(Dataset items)

>> BEGIN

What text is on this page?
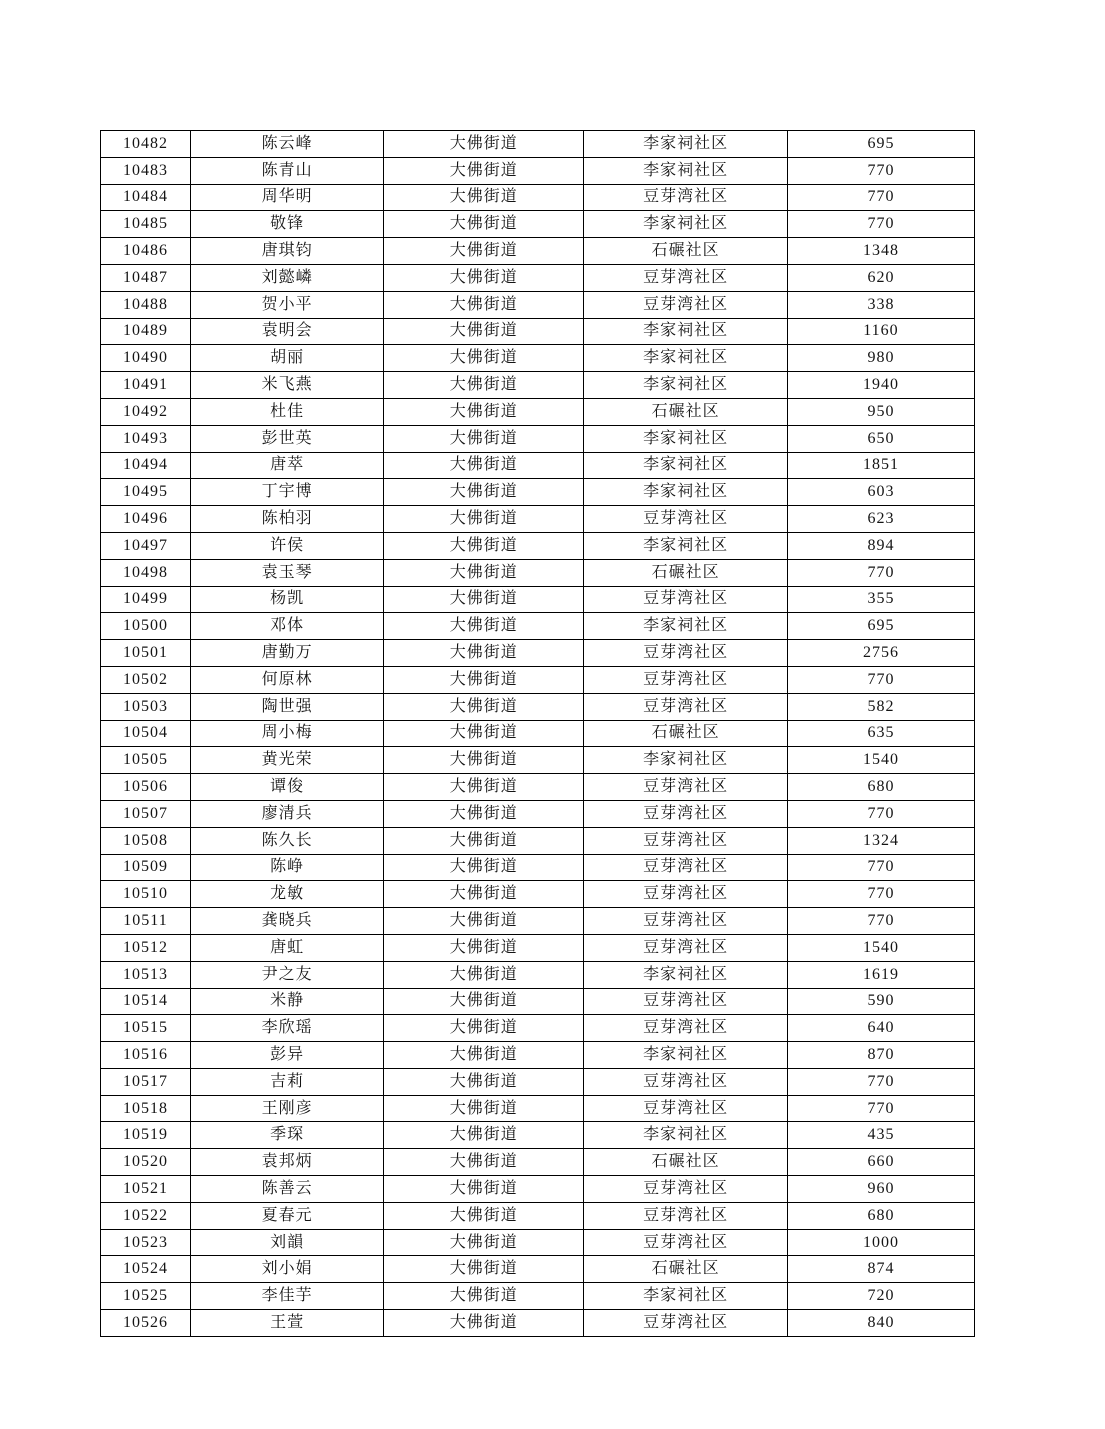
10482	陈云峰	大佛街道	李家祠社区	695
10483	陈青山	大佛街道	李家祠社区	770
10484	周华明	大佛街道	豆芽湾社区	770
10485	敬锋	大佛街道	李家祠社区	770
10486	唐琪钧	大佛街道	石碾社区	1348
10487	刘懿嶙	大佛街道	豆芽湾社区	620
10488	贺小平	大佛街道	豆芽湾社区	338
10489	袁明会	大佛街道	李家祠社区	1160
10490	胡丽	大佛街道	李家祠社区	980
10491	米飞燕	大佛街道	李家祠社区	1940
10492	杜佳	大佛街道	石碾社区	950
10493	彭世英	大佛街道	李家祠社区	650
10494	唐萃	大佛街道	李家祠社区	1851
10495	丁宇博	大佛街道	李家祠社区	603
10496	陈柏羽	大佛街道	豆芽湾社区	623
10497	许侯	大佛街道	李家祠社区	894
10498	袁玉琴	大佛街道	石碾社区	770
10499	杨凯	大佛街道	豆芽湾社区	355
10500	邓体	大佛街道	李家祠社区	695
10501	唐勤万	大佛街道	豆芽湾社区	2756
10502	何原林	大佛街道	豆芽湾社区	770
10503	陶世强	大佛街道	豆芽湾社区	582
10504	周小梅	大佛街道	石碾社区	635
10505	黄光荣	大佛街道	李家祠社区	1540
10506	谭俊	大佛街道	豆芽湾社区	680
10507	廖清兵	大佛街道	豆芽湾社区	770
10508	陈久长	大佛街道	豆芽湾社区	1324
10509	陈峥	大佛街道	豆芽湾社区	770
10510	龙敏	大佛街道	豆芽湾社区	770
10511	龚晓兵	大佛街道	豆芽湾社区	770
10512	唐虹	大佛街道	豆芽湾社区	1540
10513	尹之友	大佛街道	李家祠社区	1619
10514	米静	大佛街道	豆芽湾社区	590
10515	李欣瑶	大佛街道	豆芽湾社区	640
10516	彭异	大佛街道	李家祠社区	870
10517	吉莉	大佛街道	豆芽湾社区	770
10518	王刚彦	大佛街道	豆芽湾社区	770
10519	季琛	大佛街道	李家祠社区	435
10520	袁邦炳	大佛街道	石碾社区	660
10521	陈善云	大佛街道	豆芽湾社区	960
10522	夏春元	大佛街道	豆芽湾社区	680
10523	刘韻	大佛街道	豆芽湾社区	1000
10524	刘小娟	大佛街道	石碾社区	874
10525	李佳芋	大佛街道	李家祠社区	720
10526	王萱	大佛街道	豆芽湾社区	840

>> END

→ WHAT NEEDS TO BE DONE: Copy each line exactly, and leave the pictures out of your copy.

→ PROBLEM SOLUTION:
What text is on this page?
10482	陈云峰	大佛街道	李家祠社区	695
10483	陈青山	大佛街道	李家祠社区	770
10484	周华明	大佛街道	豆芽湾社区	770
10485	敬锋	大佛街道	李家祠社区	770
10486	唐琪钧	大佛街道	石碾社区	1348
10487	刘懿嶙	大佛街道	豆芽湾社区	620
10488	贺小平	大佛街道	豆芽湾社区	338
10489	袁明会	大佛街道	李家祠社区	1160
10490	胡丽	大佛街道	李家祠社区	980
10491	米飞燕	大佛街道	李家祠社区	1940
10492	杜佳	大佛街道	石碾社区	950
10493	彭世英	大佛街道	李家祠社区	650
10494	唐萃	大佛街道	李家祠社区	1851
10495	丁宇博	大佛街道	李家祠社区	603
10496	陈柏羽	大佛街道	豆芽湾社区	623
10497	许侯	大佛街道	李家祠社区	894
10498	袁玉琴	大佛街道	石碾社区	770
10499	杨凯	大佛街道	豆芽湾社区	355
10500	邓体	大佛街道	李家祠社区	695
10501	唐勤万	大佛街道	豆芽湾社区	2756
10502	何原林	大佛街道	豆芽湾社区	770
10503	陶世强	大佛街道	豆芽湾社区	582
10504	周小梅	大佛街道	石碾社区	635
10505	黄光荣	大佛街道	李家祠社区	1540
10506	谭俊	大佛街道	豆芽湾社区	680
10507	廖清兵	大佛街道	豆芽湾社区	770
10508	陈久长	大佛街道	豆芽湾社区	1324
10509	陈峥	大佛街道	豆芽湾社区	770
10510	龙敏	大佛街道	豆芽湾社区	770
10511	龚晓兵	大佛街道	豆芽湾社区	770
10512	唐虹	大佛街道	豆芽湾社区	1540
10513	尹之友	大佛街道	李家祠社区	1619
10514	米静	大佛街道	豆芽湾社区	590
10515	李欣瑶	大佛街道	豆芽湾社区	640
10516	彭异	大佛街道	李家祠社区	870
10517	吉莉	大佛街道	豆芽湾社区	770
10518	王刚彦	大佛街道	豆芽湾社区	770
10519	季琛	大佛街道	李家祠社区	435
10520	袁邦炳	大佛街道	石碾社区	660
10521	陈善云	大佛街道	豆芽湾社区	960
10522	夏春元	大佛街道	豆芽湾社区	680
10523	刘韻	大佛街道	豆芽湾社区	1000
10524	刘小娟	大佛街道	石碾社区	874
10525	李佳芋	大佛街道	李家祠社区	720
10526	王萱	大佛街道	豆芽湾社区	840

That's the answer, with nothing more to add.